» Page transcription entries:
»»

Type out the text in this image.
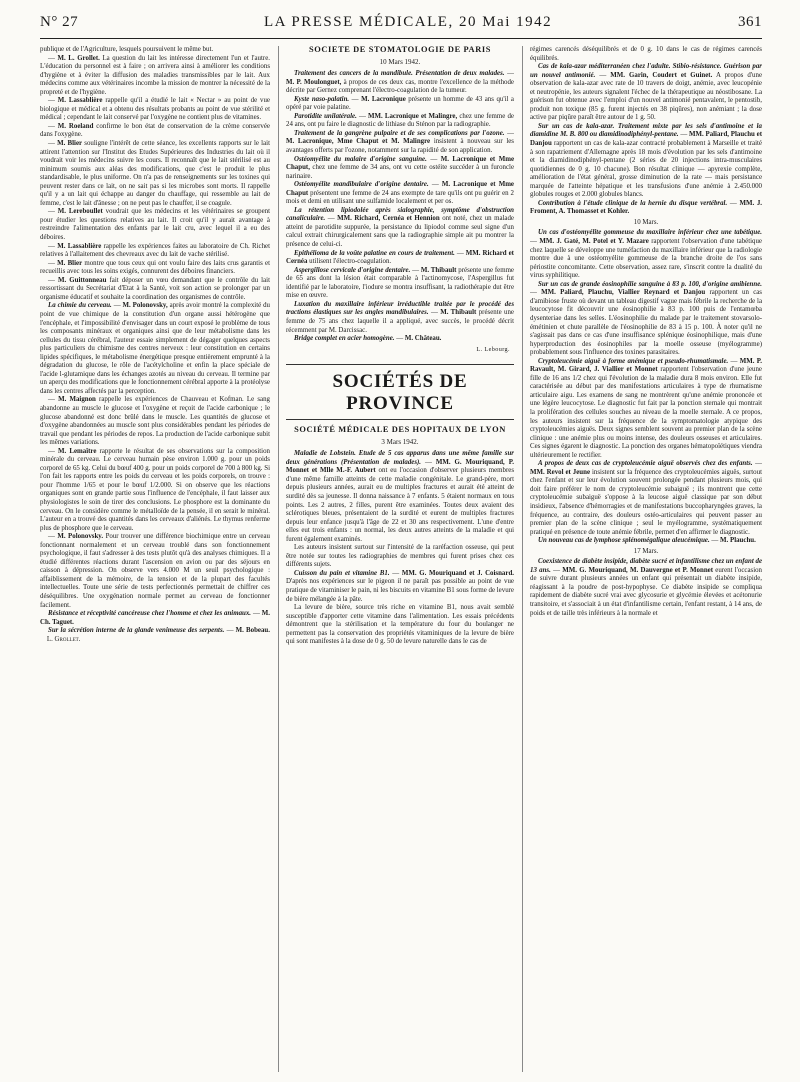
N° 27	LA PRESSE MÉDICALE, 20 Mai 1942	361

publique et de l'Agriculture, lesquels poursuivent le même but.

— M. L. Grollet. La question du lait les intéresse directement l'un et l'autre. L'éducation du personnel est à faire ; on arrivera ainsi à améliorer les conditions d'hygiène et à éviter la diffusion des maladies transmissibles par le lait. Aux médecins comme aux vétérinaires incombe la mission de montrer la nécessité de la propreté et de l'hygiène.

— M. Lassablière rappelle qu'il a étudié le lait « Nectar » au point de vue biologique et médical et a obtenu des résultats probants au point de vue stérilité et médical ; cependant le lait conservé par l'oxygène ne contient plus de vitamines.

— M. Roeland confirme le bon état de conservation de la crème conservée dans l'oxygène.

— M. Blier souligne l'intérêt de cette séance, les excellents rapports sur le lait attirent l'attention sur l'Institut des Etudes Supérieures des Industries du lait où il voudrait voir les médecins suivre les cours. Il reconnaît que le lait stérilisé est au minimum soumis aux aléas des modifications, que c'est le produit le plus standardisable, le plus uniforme. On n'a pas de renseignements sur les toxines qui peuvent rester dans ce lait, on ne sait pas si les microbes sont morts. Il rappelle qu'il y a un lait qui échappe au danger du chauffage, qui ressemble au lait de femme, c'est le lait d'ânesse ; on ne peut pas le chauffer, il se coagule.

— M. Lereboullet voudrait que les médecins et les vétérinaires se groupent pour étudier les questions relatives au lait. Il croit qu'il y aurait avantage à restreindre l'alimentation des enfants par le lait cru, avec lequel il a eu des déboires.

— M. Lassablière rappelle les expériences faites au laboratoire de Ch. Richet relatives à l'allaitement des chevreaux avec du lait de vache stérilisé.

— M. Blier montre que tous ceux qui ont voulu faire des laits crus garantis et recueillis avec tous les soins exigés, connurent des déboires financiers.

— M. Guittonneau fait déposer un vœu demandant que le contrôle du lait ressortissant du Secrétariat d'Etat à la Santé, voit son action se prolonger par un organisme éducatif et souhaite la coordination des organismes de contrôle.

La chimie du cerveau. — M. Polonovsky, après avoir montré la complexité du point de vue chimique de la constitution d'un organe aussi hétérogène que l'encéphale, et l'impossibilité d'envisager dans un court exposé le problème de tous les composants minéraux et organiques ainsi que de leur métabolisme dans les cellules du tissu cérébral, l'auteur essaie simplement de dégager quelques aspects plus particuliers du chimisme des centres nerveux : leur constitution en certains lipides spécifiques, le métabolisme énergétique presque entièrement emprunté à la dégradation du glucose, le rôle de l'acétylcholine et enfin la place spéciale de l'acide l-glutamique dans les échanges azotés au niveau du cerveau. Il termine par un aperçu des modifications que le fonctionnement cérébral apporte à la protéolyse dans les centres affectés par la perception.

— M. Maignon rappelle les expériences de Chauveau et Kofman. Le sang abandonne au muscle le glucose et l'oxygène et reçoit de l'acide carbonique ; le glucose abandonné est donc brûlé dans le muscle. Les quantités de glucose et d'oxygène abandonnées au muscle sont plus considérables pendant les périodes de travail que pendant les périodes de repos. La production de l'acide carbonique subit les mêmes variations.

— M. Lemaître rapporte le résultat de ses observations sur la composition minérale du cerveau. Le cerveau humain pèse environ 1.000 g. pour un poids corporel de 65 kg. Celui du bœuf 400 g. pour un poids corporel de 700 à 800 kg. Si l'on fait les rapports entre les poids du cerveau et les poids corporels, on trouve : pour l'homme 1/65 et pour le bœuf 1/2.000. Si on observe que les réactions organiques sont en grande partie sous l'influence de l'encéphale, il faut laisser aux physiologistes le soin de tirer des conclusions. Le phosphore est la dominante du cerveau. On le considère comme le métalloïde de la pensée, il en serait le minéral. L'auteur en a trouvé des quantités dans les cerveaux d'aliénés. Le thymus renferme plus de phosphore que le cerveau.

— M. Polonovsky. Pour trouver une différence biochimique entre un cerveau fonctionnant normalement et un cerveau troublé dans son fonctionnement psychologique, il faut s'adresser à des tests plutôt qu'à des analyses chimiques. Il a étudié différentes réactions durant l'ascension en avion ou par des séjours en caisson à dépression. On observe vers 4.000 M un seuil psychologique : affaiblissement de la mémoire, de la tension et de la plupart des facultés intellectuelles. Toute une série de tests perfectionnés permettait de chiffrer ces déséquilibres. Une oxygénation normale permet au cerveau de fonctionner facilement.

Résistance et réceptivité cancéreuse chez l'homme et chez les animaux. — M. Ch. Taguet.

Sur la sécrétion interne de la glande venimeuse des serpents. — M. Bobeau.     L. Grollet.

SOCIÉTÉ DE STOMATOLOGIE DE PARIS
10 Mars 1942.

Traitement des cancers de la mandibule. Présentation de deux malades. — M. P. Moulonguet, à propos de ces deux cas, montre l'excellence de la méthode décrite par Gernez comprenant l'électro-coagulation de la tumeur.

Kyste naso-palatin. — M. Lacronique présente un homme de 43 ans qu'il a opéré par voie palatine.

Parotidite unilatérale. — MM. Lacronique et Malingre, chez une femme de 24 ans, ont pu faire le diagnostic de lithiase du Sténon par la radiographie.

Traitement de la gangrène pulpaire et de ses complications par l'ozone. — M. Lacronique, Mme Chaput et M. Malingre insistent à nouveau sur les avantages offerts par l'ozone, notamment sur la rapidité de son application.

Ostéomyélite du malaire d'origine sanguine. — M. Lacronique et Mme Chaput, chez une femme de 34 ans, ont vu cette ostéite succéder à un furoncle narinaire.

Ostéomyélite mandibulaire d'origine dentaire. — M. Lacronique et Mme Chaput présentent une femme de 24 ans exempte de tare qu'ils ont pu guérir en 2 mois et demi en utilisant une sulfamide localement et per os.

La rétention lipiodolée après sialographie, symptôme d'obstruction canaliculaire. — MM. Richard, Cernéa et Hennion ont noté, chez un malade atteint de parotidite suppurée, la persistance du lipiodol comme seul signe d'un calcul extrait chirurgicalement sans que la radiographie simple ait pu montrer la présence de celui-ci.

Epithélioma de la voûte palatine en cours de traitement. — MM. Richard et Cernéa utilisent l'électro-coagulation.

Aspergillose cervicale d'origine dentaire. — M. Thibault présente une femme de 65 ans dont la lésion était comparable à l'actinomycose, l'Aspergillus fut identifié par le laboratoire, l'iodure se montra insuffisant, la radiothérapie dut être mise en œuvre.

Luxation du maxillaire inférieur irréductible traitée par le procédé des tractions élastiques sur les angles mandibulaires. — M. Thibault présente une femme de 75 ans chez laquelle il a appliqué, avec succès, le procédé décrit récemment par M. Darcissac.

Bridge complet en acier homogène. — M. Château.

L. Lebourg.
SOCIÉTÉS DE PROVINCE
SOCIÉTÉ MÉDICALE DES HOPITAUX DE LYON
3 Mars 1942.

Maladie de Lobstein. Etude de 5 cas apparus dans une même famille sur deux générations (Présentation de malades). — MM. G. Mouriquand, P. Monnet et Mlle M.-F. Aubert ont eu l'occasion d'observer plusieurs membres d'une même famille atteints de cette maladie congénitale. Le grand-père, mort depuis plusieurs années, aurait eu de multiples fractures et aurait été atteint de surdité dès sa jeunesse. Il donna naissance à 7 enfants. 5 étaient normaux en tous points. Les 2 autres, 2 filles, purent être examinées. Toutes deux avaient des sclérotiques bleues, présentaient de la surdité et eurent de multiples fractures depuis leur enfance jusqu'à l'âge de 22 et 30 ans respectivement. L'une d'entre elles eut trois enfants : un normal, les deux autres atteints de la maladie et qui furent également examinés.

Les auteurs insistent surtout sur l'intensité de la raréfaction osseuse, qui peut être notée sur toutes les radiographies de membres qui furent prises chez ces différents sujets.

Cuisson du pain et vitamine B1. — MM. G. Mouriquand et J. Coisnard. D'après nos expériences sur le pigeon il ne paraît pas possible au point de vue pratique de vitaminiser le pain, ni les biscuits en vitamine B1 sous forme de levure de bière mélangée à la pâte.

La levure de bière, source très riche en vitamine B1, nous avait semblé susceptible d'apporter cette vitamine dans l'alimentation. Les essais précédents démontrent que la stérilisation et la température du four du boulanger ne permettent pas la conservation des propriétés vitaminiques de la levure de bière qui sont manifestes à la dose de 0 g. 50 de levure naturelle dans le cas de

régimes carencés déséquilibrés et de 0 g. 10 dans le cas de régimes carencés équilibrés.

Cas de kala-azar méditerranéen chez l'adulte. Stibio-résistance. Guérison par un nouvel antimonié. — MM. Garin, Coudert et Guinet. A propos d'une observation de kala-azar avec rate de 10 travers de doigt, anémie, avec leucopénie et neutropénie, les auteurs signalent l'échec de la thérapeutique au néostibosane. La guérison fut obtenue avec l'emploi d'un nouvel antimonié pentavalent, le pentostib, produit non toxique (85 g. furent injectés en 38 piqûres), non anémiant ; la dose active par piqûre paraît être autour de 1 g. 50.

Sur un cas de kala-azar. Traitement mixte par les sels d'antimoine et la diamidine M. B. 800 ou diamidinodiphényl-pentane. — MM. Paliard, Plauchu et Danjou rapportent un cas de kala-azar contracté probablement à Marseille et traité à son rapatriement d'Allemagne après 18 mois d'évolution par les sels d'antimoine et la diamidinodiphényl-pentane (2 séries de 20 injections intra-musculaires quotidiennes de 0 g. 10 chacune). Bon résultat clinique — apyrexie complète, amélioration de l'état général, grosse diminution de la rate — mais persistance marquée de l'atteinte hépatique et les transfusions d'une anémie à 2.450.000 globules rouges et 2.000 globules blancs.

Contribution à l'étude clinique de la hernie du disque vertébral. — MM. J. Froment, A. Thomasset et Kohler.

10 Mars.

Un cas d'ostéomyélite gommeuse du maxillaire inférieur chez une tabétique. — MM. J. Gaté, M. Potel et Y. Mazare rapportent l'observation d'une tabétique chez laquelle se développe une tuméfaction du maxillaire inférieur que la radiologie montre due à une ostéomyélite gommeuse de la branche droite de l'os sans périostite concomitante. Cette observation, assez rare, s'inscrit contre la dualité du virus syphilitique.

Sur un cas de grande éosinophilie sanguine à 83 p. 100, d'origine amibienne. — MM. Paliard, Plauchu, Viallier Reynard et Danjou rapportent un cas d'amibiose fruste où devant un tableau digestif vague mais fébrile la recherche de la leucocytose fit découvrir une éosinophilie à 83 p. 100 puis de l'entamœba dysenteriae dans les selles. L'éosinophilie du malade par le traitement stovarsolo-émétinien et chute parallèle de l'éosinophilie de 83 à 15 p. 100. À noter qu'il ne s'agissait pas dans ce cas d'une insuffisance splénique éosinophilique, mais d'une hyperproduction des éosinophiles par la moelle osseuse (myélogramme) probablement sous l'influence des toxines parasitaires.

Cryptoleucémie aiguë à forme anémique et pseudo-rhumatismale. — MM. P. Ravault, M. Girard, J. Viallier et Monnet rapportent l'observation d'une jeune fille de 16 ans 1/2 chez qui l'évolution de la maladie dura 8 mois environ. Elle fut caractérisée au début par des manifestations articulaires à type de rhumatisme articulaire aigu. Les examens de sang ne montrèrent qu'une anémie prononcée et une légère leucocytose. Le diagnostic fut fait par la ponction sternale qui montrait la prolifération des cellules souches au niveau de la moelle sternale. A ce propos, les auteurs insistent sur la fréquence de la symptomatologie atypique des cryptoleucémies aiguës. Deux signes semblent souvent au premier plan de la scène clinique : une anémie plus ou moins intense, des douleurs osseuses et articulaires. Ces signes égarent le diagnostic. La ponction des organes hématopoïétiques viendra ultérieurement le rectifier.

A propos de deux cas de cryptoleucémie aiguë observés chez des enfants. — MM. Revol et Jeune insistent sur la fréquence des cryptoleucémies aiguës, surtout chez l'enfant et sur leur évolution souvent prolongée pendant plusieurs mois, qui doit faire préférer le nom de cryptoleucémie subaiguë ; ils montrent que cette cryptoleucémie subaiguë s'oppose à la leucose aiguë classique par son début insidieux, l'absence d'hémorragies et de manifestations buccopharyngées graves, la fréquence, au contraire, des douleurs ostéo-articulaires qui peuvent passer au premier plan de la scène clinique ; seul le myélogramme, systématiquement pratiqué en présence de toute anémie fébrile, permet d'en affirmer le diagnostic.

Un nouveau cas de lymphose splénomégalique aleucémique. — M. Plauchu.

17 Mars.

Coexistence de diabète insipide, diabète sucré et infantilisme chez un enfant de 13 ans. — MM. G. Mouriquand, M. Dauvergne et P. Monnet eurent l'occasion de suivre durant plusieurs années un enfant qui présentait un diabète insipide, réagissant à la poudre de post-hypophyse. Ce diabète insipide se compliqua rapidement de diabète sucré vrai avec glycosurie et glycémie élevées et acétonurie transitoire, et s'associait à un état d'infantilisme certain, l'enfant restant, à 14 ans, de poids et de taille très inférieurs à la normale et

««

» WHAT YOU HAVE TO DO:
The word "MÉDICALE" appears on some lines of the data above; count those lines and return only the number.

» SOLUTION:
2